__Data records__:
↓↓↓

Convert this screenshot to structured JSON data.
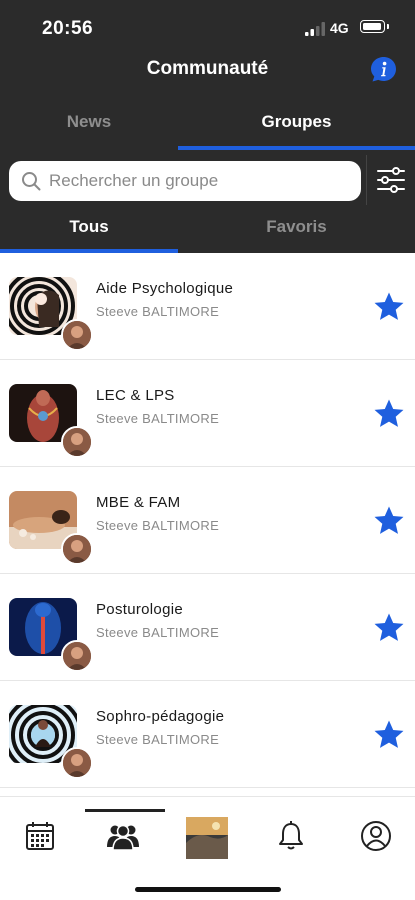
{
  "status_bar": {
    "time": "20:56",
    "network": "4G"
  },
  "header": {
    "title": "Communauté",
    "info_icon": "info-icon"
  },
  "top_tabs": [
    {
      "label": "News",
      "active": false
    },
    {
      "label": "Groupes",
      "active": true
    }
  ],
  "search": {
    "placeholder": "Rechercher un groupe",
    "value": "",
    "filter_icon": "filter-sliders-icon"
  },
  "sub_tabs": [
    {
      "label": "Tous",
      "active": true
    },
    {
      "label": "Favoris",
      "active": false
    }
  ],
  "groups": [
    {
      "name": "Aide Psychologique",
      "owner": "Steeve BALTIMORE",
      "favorite": true
    },
    {
      "name": "LEC & LPS",
      "owner": "Steeve BALTIMORE",
      "favorite": true
    },
    {
      "name": "MBE & FAM",
      "owner": "Steeve BALTIMORE",
      "favorite": true
    },
    {
      "name": "Posturologie",
      "owner": "Steeve BALTIMORE",
      "favorite": true
    },
    {
      "name": "Sophro-pédagogie",
      "owner": "Steeve BALTIMORE",
      "favorite": true
    }
  ],
  "bottom_nav": [
    {
      "icon": "calendar-icon",
      "active": false
    },
    {
      "icon": "people-group-icon",
      "active": true
    },
    {
      "icon": "home-photo-icon",
      "active": false
    },
    {
      "icon": "bell-icon",
      "active": false
    },
    {
      "icon": "profile-icon",
      "active": false
    }
  ],
  "colors": {
    "header_bg": "#2b2b2b",
    "accent": "#1f5fde",
    "star": "#1f5fde",
    "inactive_tab": "#8e8e8e"
  }
}
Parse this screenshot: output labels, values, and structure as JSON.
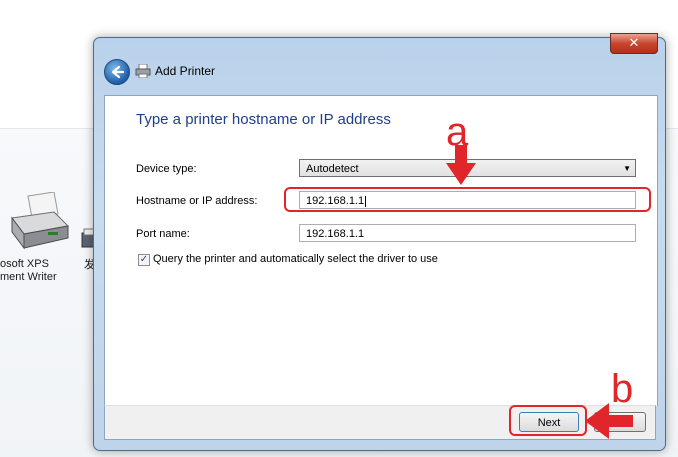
{
  "background": {
    "printer_label_line1": "osoft XPS",
    "printer_label_line2": "ment Writer",
    "fax_label": "发"
  },
  "window": {
    "title": "Add Printer",
    "close_glyph": "✕",
    "heading": "Type a printer hostname or IP address"
  },
  "form": {
    "device_type_label": "Device type:",
    "device_type_value": "Autodetect",
    "hostname_label": "Hostname or IP address:",
    "hostname_value": "192.168.1.1",
    "port_label": "Port name:",
    "port_value": "192.168.1.1",
    "query_checkbox_label": "Query the printer and automatically select the driver to use",
    "query_checked": true
  },
  "footer": {
    "next_label": "Next",
    "cancel_label": ""
  },
  "annotations": {
    "a": "a",
    "b": "b",
    "color": "#e0262a"
  },
  "icons": {
    "back": "back-arrow-icon",
    "printer": "printer-icon",
    "dropdown": "chevron-down-icon"
  }
}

↑↑↑

__CHALLENGE__: Exactly reproduce the lines beginning at the one that contains "Parse this screenshot: output" and ending at the final line of the material, with the pictures left out.

__SOLUTION TO THIS EXERCISE__:
Parse this screenshot: output labels, values, and structure as JSON.
{
  "background": {
    "printer_label_line1": "osoft XPS",
    "printer_label_line2": "ment Writer",
    "fax_label": "发"
  },
  "window": {
    "title": "Add Printer",
    "close_glyph": "✕",
    "heading": "Type a printer hostname or IP address"
  },
  "form": {
    "device_type_label": "Device type:",
    "device_type_value": "Autodetect",
    "hostname_label": "Hostname or IP address:",
    "hostname_value": "192.168.1.1",
    "port_label": "Port name:",
    "port_value": "192.168.1.1",
    "query_checkbox_label": "Query the printer and automatically select the driver to use",
    "query_checked": true
  },
  "footer": {
    "next_label": "Next",
    "cancel_label": ""
  },
  "annotations": {
    "a": "a",
    "b": "b",
    "color": "#e0262a"
  },
  "icons": {
    "back": "back-arrow-icon",
    "printer": "printer-icon",
    "dropdown": "chevron-down-icon"
  }
}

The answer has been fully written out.